> Task prompt
Below are some records; return each one exactly.

(Extracted records)
━━━━━━━━━━━━━━━━━━━━━━━━━━━━━━
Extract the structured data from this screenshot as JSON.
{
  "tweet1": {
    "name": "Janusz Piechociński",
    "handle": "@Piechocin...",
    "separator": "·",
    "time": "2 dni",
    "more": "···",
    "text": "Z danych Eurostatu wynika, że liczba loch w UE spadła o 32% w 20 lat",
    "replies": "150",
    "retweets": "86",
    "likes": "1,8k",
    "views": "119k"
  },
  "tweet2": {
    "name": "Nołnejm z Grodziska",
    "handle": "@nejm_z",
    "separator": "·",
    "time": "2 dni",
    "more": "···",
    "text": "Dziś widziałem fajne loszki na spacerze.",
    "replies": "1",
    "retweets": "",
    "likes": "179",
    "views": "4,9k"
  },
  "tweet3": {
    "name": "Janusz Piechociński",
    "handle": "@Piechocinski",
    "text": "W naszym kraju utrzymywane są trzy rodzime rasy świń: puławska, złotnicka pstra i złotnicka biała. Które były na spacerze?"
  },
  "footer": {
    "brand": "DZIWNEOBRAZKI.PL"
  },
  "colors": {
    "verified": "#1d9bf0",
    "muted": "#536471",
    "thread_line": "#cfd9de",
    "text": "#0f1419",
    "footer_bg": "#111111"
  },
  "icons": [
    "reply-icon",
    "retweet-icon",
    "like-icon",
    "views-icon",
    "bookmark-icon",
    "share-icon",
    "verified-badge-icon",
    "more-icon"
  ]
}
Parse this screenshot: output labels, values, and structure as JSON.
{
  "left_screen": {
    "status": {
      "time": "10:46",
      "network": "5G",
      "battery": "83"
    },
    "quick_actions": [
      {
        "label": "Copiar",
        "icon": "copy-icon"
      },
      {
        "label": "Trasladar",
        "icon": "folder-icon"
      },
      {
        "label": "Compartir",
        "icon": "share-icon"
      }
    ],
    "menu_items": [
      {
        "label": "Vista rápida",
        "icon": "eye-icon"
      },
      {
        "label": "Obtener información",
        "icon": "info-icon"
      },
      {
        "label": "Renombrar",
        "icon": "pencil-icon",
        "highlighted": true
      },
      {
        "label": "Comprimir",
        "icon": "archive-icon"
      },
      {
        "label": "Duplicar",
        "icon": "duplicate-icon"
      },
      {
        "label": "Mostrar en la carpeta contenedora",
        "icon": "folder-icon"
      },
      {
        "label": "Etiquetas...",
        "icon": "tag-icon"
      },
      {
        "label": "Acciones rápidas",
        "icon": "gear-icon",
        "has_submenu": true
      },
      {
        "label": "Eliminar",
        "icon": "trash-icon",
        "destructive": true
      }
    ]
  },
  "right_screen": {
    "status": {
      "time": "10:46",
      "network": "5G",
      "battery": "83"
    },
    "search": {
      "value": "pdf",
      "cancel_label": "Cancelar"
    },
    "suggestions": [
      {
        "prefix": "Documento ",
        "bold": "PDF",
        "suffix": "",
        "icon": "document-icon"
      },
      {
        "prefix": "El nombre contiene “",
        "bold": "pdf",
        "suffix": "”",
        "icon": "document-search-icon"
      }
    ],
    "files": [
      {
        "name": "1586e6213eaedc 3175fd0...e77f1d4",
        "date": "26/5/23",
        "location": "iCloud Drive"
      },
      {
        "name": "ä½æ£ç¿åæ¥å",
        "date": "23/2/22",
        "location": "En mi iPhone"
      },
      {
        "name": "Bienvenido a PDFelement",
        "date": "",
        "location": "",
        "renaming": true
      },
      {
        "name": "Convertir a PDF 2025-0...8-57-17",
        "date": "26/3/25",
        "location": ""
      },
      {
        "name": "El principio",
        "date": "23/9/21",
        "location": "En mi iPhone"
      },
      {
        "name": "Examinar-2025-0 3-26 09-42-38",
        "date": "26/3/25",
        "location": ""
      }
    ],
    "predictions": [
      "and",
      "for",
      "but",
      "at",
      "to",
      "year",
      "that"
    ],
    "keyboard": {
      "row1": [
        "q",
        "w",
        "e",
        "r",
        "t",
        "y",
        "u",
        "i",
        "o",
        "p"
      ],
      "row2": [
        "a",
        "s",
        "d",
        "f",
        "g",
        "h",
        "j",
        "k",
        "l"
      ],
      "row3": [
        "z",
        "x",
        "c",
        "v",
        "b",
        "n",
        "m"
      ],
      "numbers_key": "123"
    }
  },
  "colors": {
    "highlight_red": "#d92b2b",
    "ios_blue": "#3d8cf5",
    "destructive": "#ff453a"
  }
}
━━━━━━━━━━━━━━━━━━━━━━━━━━━━━━
> Full output
Extract the structured data from this screenshot as JSON.
{
  "tweet1": {
    "name": "Janusz Piechociński",
    "handle": "@Piechocin...",
    "separator": "·",
    "time": "2 dni",
    "more": "···",
    "text": "Z danych Eurostatu wynika, że liczba loch w UE spadła o 32% w 20 lat",
    "replies": "150",
    "retweets": "86",
    "likes": "1,8k",
    "views": "119k"
  },
  "tweet2": {
    "name": "Nołnejm z Grodziska",
    "handle": "@nejm_z",
    "separator": "·",
    "time": "2 dni",
    "more": "···",
    "text": "Dziś widziałem fajne loszki na spacerze.",
    "replies": "1",
    "retweets": "",
    "likes": "179",
    "views": "4,9k"
  },
  "tweet3": {
    "name": "Janusz Piechociński",
    "handle": "@Piechocinski",
    "text": "W naszym kraju utrzymywane są trzy rodzime rasy świń: puławska, złotnicka pstra i złotnicka biała. Które były na spacerze?"
  },
  "footer": {
    "brand": "DZIWNEOBRAZKI.PL"
  },
  "colors": {
    "verified": "#1d9bf0",
    "muted": "#536471",
    "thread_line": "#cfd9de",
    "text": "#0f1419",
    "footer_bg": "#111111"
  },
  "icons": [
    "reply-icon",
    "retweet-icon",
    "like-icon",
    "views-icon",
    "bookmark-icon",
    "share-icon",
    "verified-badge-icon",
    "more-icon"
  ]
}
Parse this screenshot: output labels, values, and structure as JSON.
{
  "left_screen": {
    "status": {
      "time": "10:46",
      "network": "5G",
      "battery": "83"
    },
    "quick_actions": [
      {
        "label": "Copiar",
        "icon": "copy-icon"
      },
      {
        "label": "Trasladar",
        "icon": "folder-icon"
      },
      {
        "label": "Compartir",
        "icon": "share-icon"
      }
    ],
    "menu_items": [
      {
        "label": "Vista rápida",
        "icon": "eye-icon"
      },
      {
        "label": "Obtener información",
        "icon": "info-icon"
      },
      {
        "label": "Renombrar",
        "icon": "pencil-icon",
        "highlighted": true
      },
      {
        "label": "Comprimir",
        "icon": "archive-icon"
      },
      {
        "label": "Duplicar",
        "icon": "duplicate-icon"
      },
      {
        "label": "Mostrar en la carpeta contenedora",
        "icon": "folder-icon"
      },
      {
        "label": "Etiquetas...",
        "icon": "tag-icon"
      },
      {
        "label": "Acciones rápidas",
        "icon": "gear-icon",
        "has_submenu": true
      },
      {
        "label": "Eliminar",
        "icon": "trash-icon",
        "destructive": true
      }
    ]
  },
  "right_screen": {
    "status": {
      "time": "10:46",
      "network": "5G",
      "battery": "83"
    },
    "search": {
      "value": "pdf",
      "cancel_label": "Cancelar"
    },
    "suggestions": [
      {
        "prefix": "Documento ",
        "bold": "PDF",
        "suffix": "",
        "icon": "document-icon"
      },
      {
        "prefix": "El nombre contiene “",
        "bold": "pdf",
        "suffix": "”",
        "icon": "document-search-icon"
      }
    ],
    "files": [
      {
        "name": "1586e6213eaedc 3175fd0...e77f1d4",
        "date": "26/5/23",
        "location": "iCloud Drive"
      },
      {
        "name": "ä½æ£ç¿åæ¥å",
        "date": "23/2/22",
        "location": "En mi iPhone"
      },
      {
        "name": "Bienvenido a PDFelement",
        "date": "",
        "location": "",
        "renaming": true
      },
      {
        "name": "Convertir a PDF 2025-0...8-57-17",
        "date": "26/3/25",
        "location": ""
      },
      {
        "name": "El principio",
        "date": "23/9/21",
        "location": "En mi iPhone"
      },
      {
        "name": "Examinar-2025-0 3-26 09-42-38",
        "date": "26/3/25",
        "location": ""
      }
    ],
    "predictions": [
      "and",
      "for",
      "but",
      "at",
      "to",
      "year",
      "that"
    ],
    "keyboard": {
      "row1": [
        "q",
        "w",
        "e",
        "r",
        "t",
        "y",
        "u",
        "i",
        "o",
        "p"
      ],
      "row2": [
        "a",
        "s",
        "d",
        "f",
        "g",
        "h",
        "j",
        "k",
        "l"
      ],
      "row3": [
        "z",
        "x",
        "c",
        "v",
        "b",
        "n",
        "m"
      ],
      "numbers_key": "123"
    }
  },
  "colors": {
    "highlight_red": "#d92b2b",
    "ios_blue": "#3d8cf5",
    "destructive": "#ff453a"
  }
}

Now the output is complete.